[Data items]
-- -- --

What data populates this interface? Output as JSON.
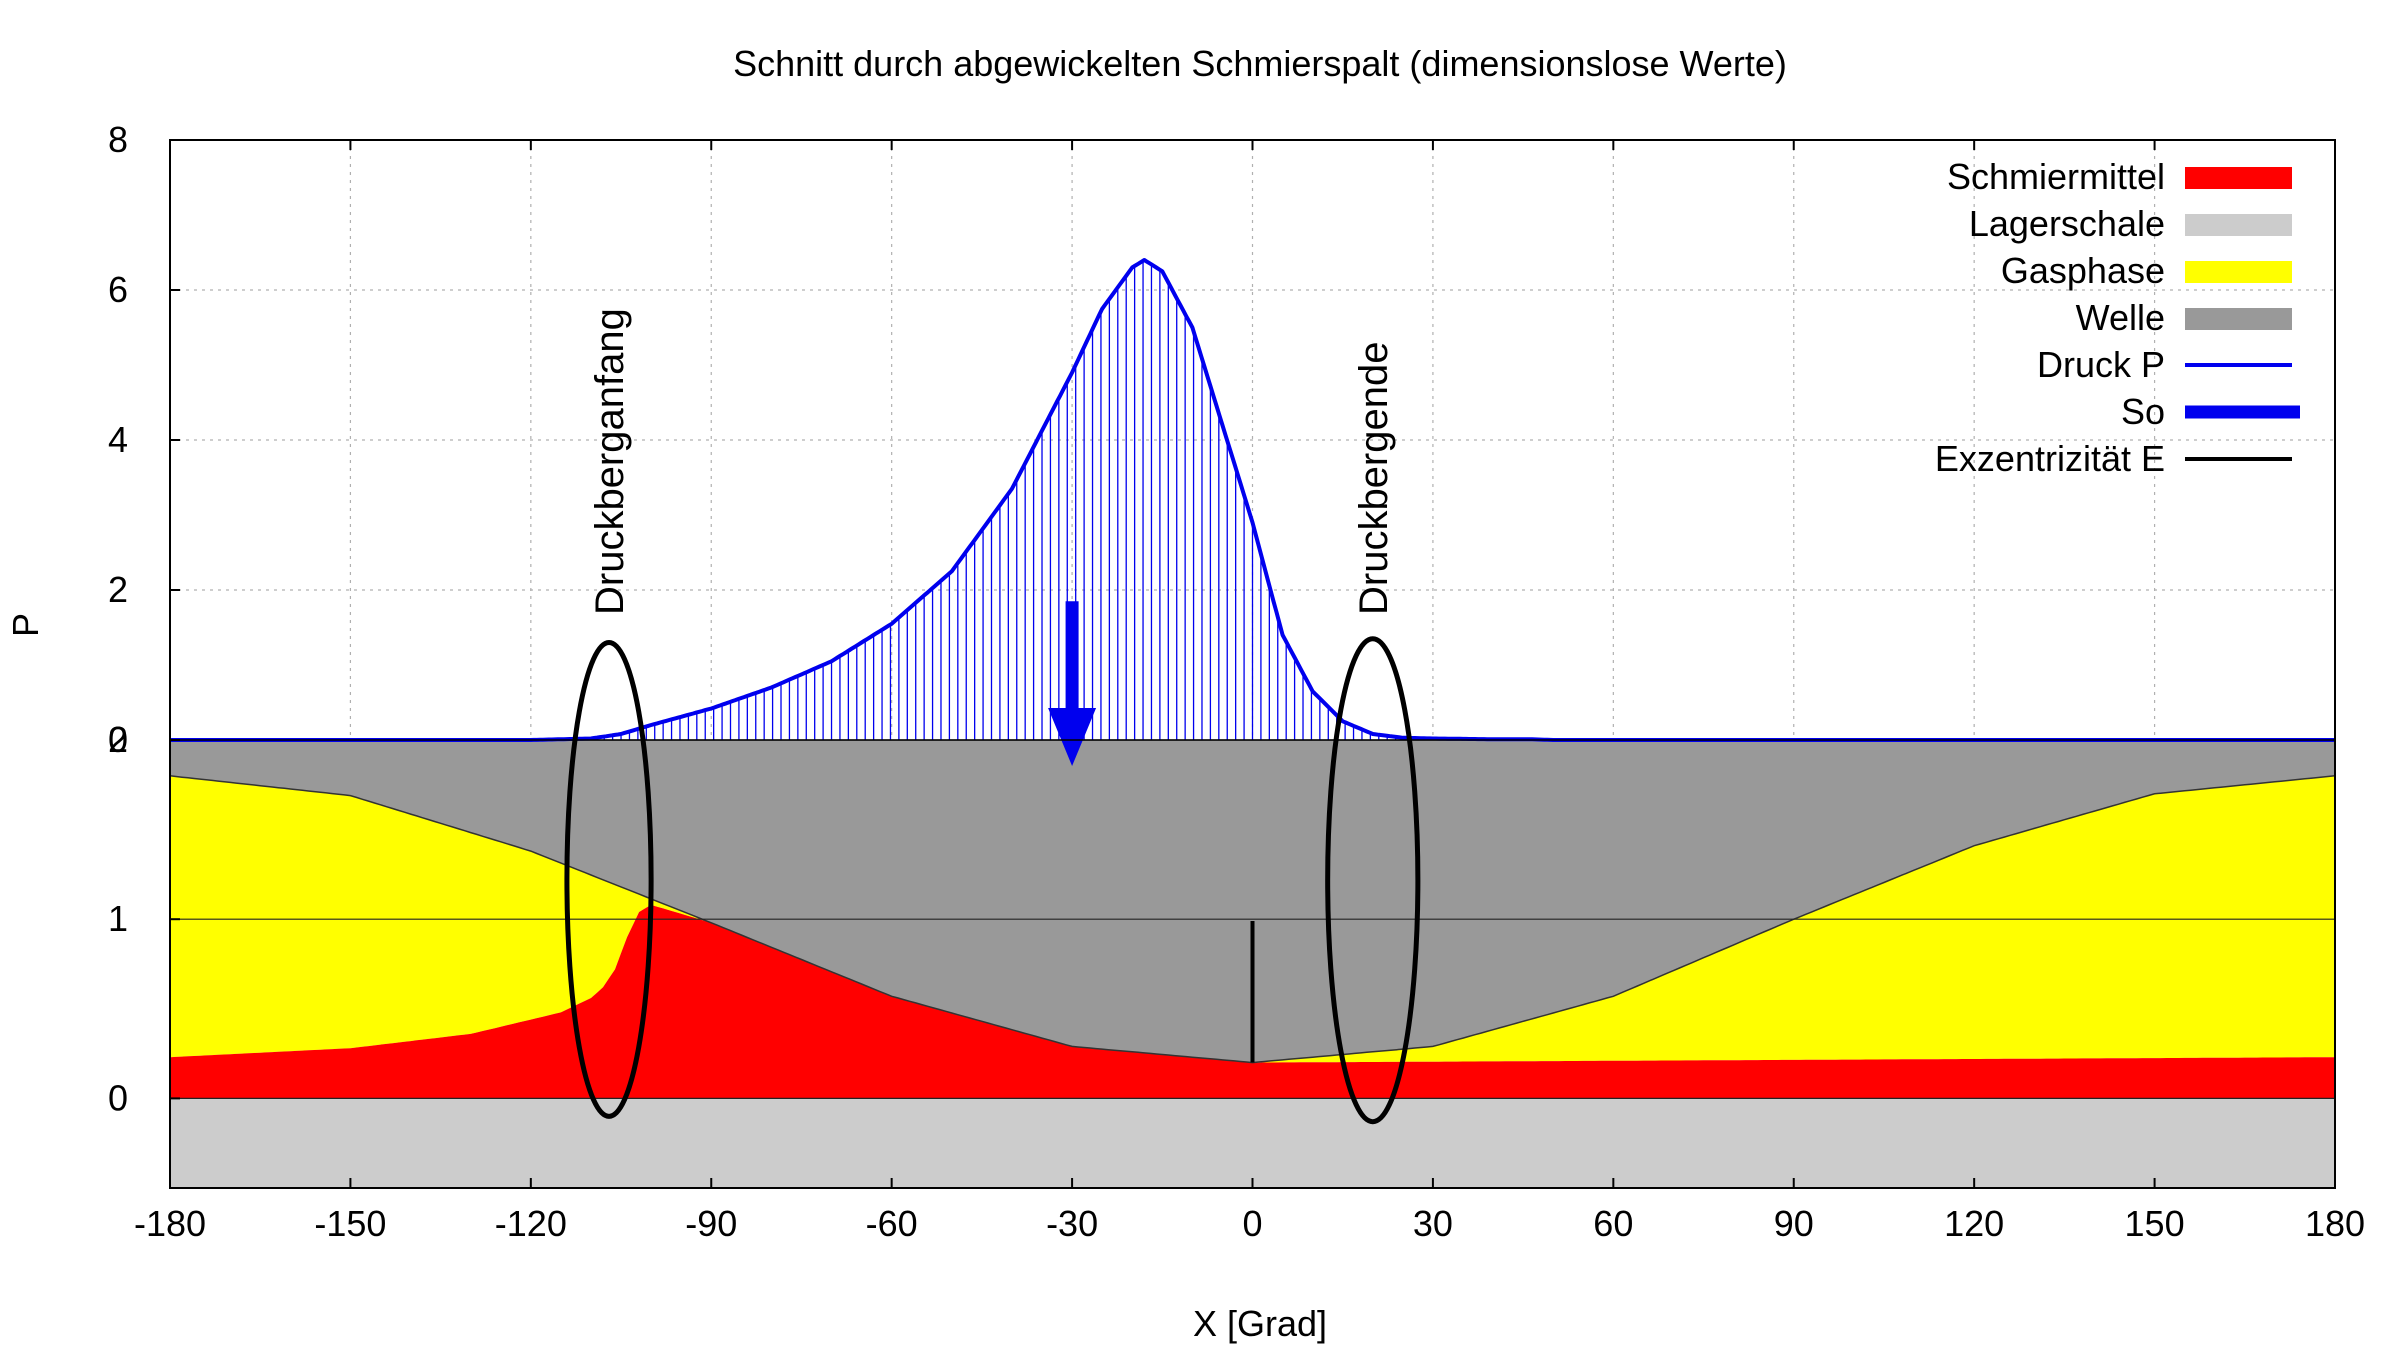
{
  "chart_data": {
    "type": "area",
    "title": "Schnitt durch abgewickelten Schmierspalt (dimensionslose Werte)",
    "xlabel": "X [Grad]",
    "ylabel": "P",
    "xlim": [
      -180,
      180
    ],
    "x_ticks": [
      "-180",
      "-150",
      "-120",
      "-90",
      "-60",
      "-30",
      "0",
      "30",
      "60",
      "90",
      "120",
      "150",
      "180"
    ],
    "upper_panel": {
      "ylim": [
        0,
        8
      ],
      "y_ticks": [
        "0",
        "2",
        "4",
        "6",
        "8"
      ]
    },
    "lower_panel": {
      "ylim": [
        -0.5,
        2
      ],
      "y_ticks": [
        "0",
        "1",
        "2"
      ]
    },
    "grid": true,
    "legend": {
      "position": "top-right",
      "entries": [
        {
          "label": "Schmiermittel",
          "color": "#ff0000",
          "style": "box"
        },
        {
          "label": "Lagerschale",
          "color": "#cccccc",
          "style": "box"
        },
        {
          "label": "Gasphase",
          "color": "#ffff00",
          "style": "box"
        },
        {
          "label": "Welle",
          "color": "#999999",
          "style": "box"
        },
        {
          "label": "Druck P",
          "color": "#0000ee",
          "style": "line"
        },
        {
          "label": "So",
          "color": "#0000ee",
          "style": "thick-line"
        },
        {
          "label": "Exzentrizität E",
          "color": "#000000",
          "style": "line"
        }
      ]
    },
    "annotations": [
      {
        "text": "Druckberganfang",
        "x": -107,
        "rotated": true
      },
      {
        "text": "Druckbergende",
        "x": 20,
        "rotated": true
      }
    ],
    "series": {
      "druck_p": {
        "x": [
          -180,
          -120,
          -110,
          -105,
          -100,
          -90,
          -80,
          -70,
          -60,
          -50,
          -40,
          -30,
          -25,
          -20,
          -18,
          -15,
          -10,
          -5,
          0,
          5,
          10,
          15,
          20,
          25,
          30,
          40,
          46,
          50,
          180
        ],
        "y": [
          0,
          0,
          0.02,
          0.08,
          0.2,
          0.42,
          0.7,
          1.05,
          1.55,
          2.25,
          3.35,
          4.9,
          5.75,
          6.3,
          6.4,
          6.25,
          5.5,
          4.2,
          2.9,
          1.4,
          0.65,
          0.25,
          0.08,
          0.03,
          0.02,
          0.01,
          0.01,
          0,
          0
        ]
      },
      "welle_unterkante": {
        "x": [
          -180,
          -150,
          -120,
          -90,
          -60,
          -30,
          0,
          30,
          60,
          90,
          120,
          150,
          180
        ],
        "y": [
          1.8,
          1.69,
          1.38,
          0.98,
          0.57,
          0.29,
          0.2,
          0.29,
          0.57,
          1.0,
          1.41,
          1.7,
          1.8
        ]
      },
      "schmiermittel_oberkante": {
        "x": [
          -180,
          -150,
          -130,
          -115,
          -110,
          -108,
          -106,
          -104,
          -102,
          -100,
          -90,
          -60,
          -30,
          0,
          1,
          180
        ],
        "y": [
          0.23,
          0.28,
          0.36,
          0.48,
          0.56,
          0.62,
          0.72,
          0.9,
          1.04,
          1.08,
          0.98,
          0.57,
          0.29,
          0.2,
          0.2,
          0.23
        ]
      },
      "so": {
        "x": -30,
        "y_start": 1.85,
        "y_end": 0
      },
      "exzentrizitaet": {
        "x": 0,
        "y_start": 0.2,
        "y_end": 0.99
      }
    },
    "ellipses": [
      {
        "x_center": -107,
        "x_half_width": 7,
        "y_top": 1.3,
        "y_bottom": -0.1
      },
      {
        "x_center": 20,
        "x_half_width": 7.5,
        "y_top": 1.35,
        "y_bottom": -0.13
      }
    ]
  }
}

-- -- --

## STATED TASK
Give only the number of lines in the records that include the word "color".

## ANSWER FOR THIS EXERCISE
7